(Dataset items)
* START *

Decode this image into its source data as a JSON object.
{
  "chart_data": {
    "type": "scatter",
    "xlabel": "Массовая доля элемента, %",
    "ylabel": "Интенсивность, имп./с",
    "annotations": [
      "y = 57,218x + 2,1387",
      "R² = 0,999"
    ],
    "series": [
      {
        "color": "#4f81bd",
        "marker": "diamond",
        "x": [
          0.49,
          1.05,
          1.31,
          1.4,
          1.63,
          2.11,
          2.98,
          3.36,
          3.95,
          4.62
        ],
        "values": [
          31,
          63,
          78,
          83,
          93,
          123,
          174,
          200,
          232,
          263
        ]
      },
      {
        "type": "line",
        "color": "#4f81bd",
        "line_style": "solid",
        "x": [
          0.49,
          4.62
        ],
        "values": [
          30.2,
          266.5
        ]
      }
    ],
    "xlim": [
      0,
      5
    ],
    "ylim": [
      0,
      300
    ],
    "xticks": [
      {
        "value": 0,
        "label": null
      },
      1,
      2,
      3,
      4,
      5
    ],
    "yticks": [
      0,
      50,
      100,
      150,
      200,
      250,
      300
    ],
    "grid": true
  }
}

* END *

◆ **Written instruction**
Repeat all the records. Match each line exactly.

◆ **Finished task**
Decode this image into its source data as a JSON object.
{
  "chart_data": {
    "type": "scatter",
    "xlabel": "Массовая доля элемента, %",
    "ylabel": "Интенсивность, имп./с",
    "annotations": [
      "y = 57,218x + 2,1387",
      "R² = 0,999"
    ],
    "series": [
      {
        "color": "#4f81bd",
        "marker": "diamond",
        "x": [
          0.49,
          1.05,
          1.31,
          1.4,
          1.63,
          2.11,
          2.98,
          3.36,
          3.95,
          4.62
        ],
        "values": [
          31,
          63,
          78,
          83,
          93,
          123,
          174,
          200,
          232,
          263
        ]
      },
      {
        "type": "line",
        "color": "#4f81bd",
        "line_style": "solid",
        "x": [
          0.49,
          4.62
        ],
        "values": [
          30.2,
          266.5
        ]
      }
    ],
    "xlim": [
      0,
      5
    ],
    "ylim": [
      0,
      300
    ],
    "xticks": [
      {
        "value": 0,
        "label": null
      },
      1,
      2,
      3,
      4,
      5
    ],
    "yticks": [
      0,
      50,
      100,
      150,
      200,
      250,
      300
    ],
    "grid": true
  }
}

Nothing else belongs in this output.